* TASK INSTRUCTIONS: Make an exact copy of the lines below.
-- Start --
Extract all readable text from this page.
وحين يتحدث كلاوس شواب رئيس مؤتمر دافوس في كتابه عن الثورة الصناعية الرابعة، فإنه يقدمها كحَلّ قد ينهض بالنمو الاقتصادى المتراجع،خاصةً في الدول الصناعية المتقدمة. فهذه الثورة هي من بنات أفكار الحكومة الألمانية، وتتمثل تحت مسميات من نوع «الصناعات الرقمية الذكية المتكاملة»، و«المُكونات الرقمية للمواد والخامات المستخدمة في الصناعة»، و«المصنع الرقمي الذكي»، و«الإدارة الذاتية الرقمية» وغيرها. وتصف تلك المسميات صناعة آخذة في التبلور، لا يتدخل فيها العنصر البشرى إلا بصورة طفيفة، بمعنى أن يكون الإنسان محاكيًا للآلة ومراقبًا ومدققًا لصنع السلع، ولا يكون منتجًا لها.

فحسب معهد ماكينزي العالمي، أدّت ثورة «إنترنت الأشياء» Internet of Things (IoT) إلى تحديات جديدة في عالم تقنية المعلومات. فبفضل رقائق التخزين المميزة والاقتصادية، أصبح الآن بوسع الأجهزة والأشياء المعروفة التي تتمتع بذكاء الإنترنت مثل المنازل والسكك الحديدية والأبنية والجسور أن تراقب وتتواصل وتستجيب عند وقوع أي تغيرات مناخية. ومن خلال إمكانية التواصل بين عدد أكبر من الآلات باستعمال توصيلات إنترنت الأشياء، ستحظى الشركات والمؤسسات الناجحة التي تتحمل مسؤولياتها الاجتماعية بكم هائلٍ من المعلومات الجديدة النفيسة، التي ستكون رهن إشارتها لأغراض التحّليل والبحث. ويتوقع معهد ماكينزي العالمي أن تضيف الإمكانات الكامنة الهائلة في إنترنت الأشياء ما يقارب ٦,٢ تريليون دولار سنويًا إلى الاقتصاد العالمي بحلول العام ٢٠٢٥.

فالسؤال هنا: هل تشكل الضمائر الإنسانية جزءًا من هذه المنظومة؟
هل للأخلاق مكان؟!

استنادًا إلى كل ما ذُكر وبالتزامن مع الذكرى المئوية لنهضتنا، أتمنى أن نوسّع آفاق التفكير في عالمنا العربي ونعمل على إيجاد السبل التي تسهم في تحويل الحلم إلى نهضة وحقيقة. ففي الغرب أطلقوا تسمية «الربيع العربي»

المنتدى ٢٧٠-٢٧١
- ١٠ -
-- End --
* SOLUTION BELOW:
Extract all readable text from this page.
وحين يتحدث كلاوس شواب رئيس مؤتمر دافوس في كتابه عن الثورة الصناعية الرابعة، فإنه يقدمها كحَلّ قد ينهض بالنمو الاقتصادى المتراجع،خاصةً في الدول الصناعية المتقدمة. فهذه الثورة هي من بنات أفكار الحكومة الألمانية، وتتمثل تحت مسميات من نوع «الصناعات الرقمية الذكية المتكاملة»، و«المُكونات الرقمية للمواد والخامات المستخدمة في الصناعة»، و«المصنع الرقمي الذكي»، و«الإدارة الذاتية الرقمية» وغيرها. وتصف تلك المسميات صناعة آخذة في التبلور، لا يتدخل فيها العنصر البشرى إلا بصورة طفيفة، بمعنى أن يكون الإنسان محاكيًا للآلة ومراقبًا ومدققًا لصنع السلع، ولا يكون منتجًا لها.

فحسب معهد ماكينزي العالمي، أدّت ثورة «إنترنت الأشياء» Internet of Things (IoT) إلى تحديات جديدة في عالم تقنية المعلومات. فبفضل رقائق التخزين المميزة والاقتصادية، أصبح الآن بوسع الأجهزة والأشياء المعروفة التي تتمتع بذكاء الإنترنت مثل المنازل والسكك الحديدية والأبنية والجسور أن تراقب وتتواصل وتستجيب عند وقوع أي تغيرات مناخية. ومن خلال إمكانية التواصل بين عدد أكبر من الآلات باستعمال توصيلات إنترنت الأشياء، ستحظى الشركات والمؤسسات الناجحة التي تتحمل مسؤولياتها الاجتماعية بكم هائلٍ من المعلومات الجديدة النفيسة، التي ستكون رهن إشارتها لأغراض التحّليل والبحث. ويتوقع معهد ماكينزي العالمي أن تضيف الإمكانات الكامنة الهائلة في إنترنت الأشياء ما يقارب ٦,٢ تريليون دولار سنويًا إلى الاقتصاد العالمي بحلول العام ٢٠٢٥.

فالسؤال هنا: هل تشكل الضمائر الإنسانية جزءًا من هذه المنظومة؟
هل للأخلاق مكان؟!

استنادًا إلى كل ما ذُكر وبالتزامن مع الذكرى المئوية لنهضتنا، أتمنى أن نوسّع آفاق التفكير في عالمنا العربي ونعمل على إيجاد السبل التي تسهم في تحويل الحلم إلى نهضة وحقيقة. ففي الغرب أطلقوا تسمية «الربيع العربي»

المنتدى ٢٧٠-٢٧١
- ١٠ -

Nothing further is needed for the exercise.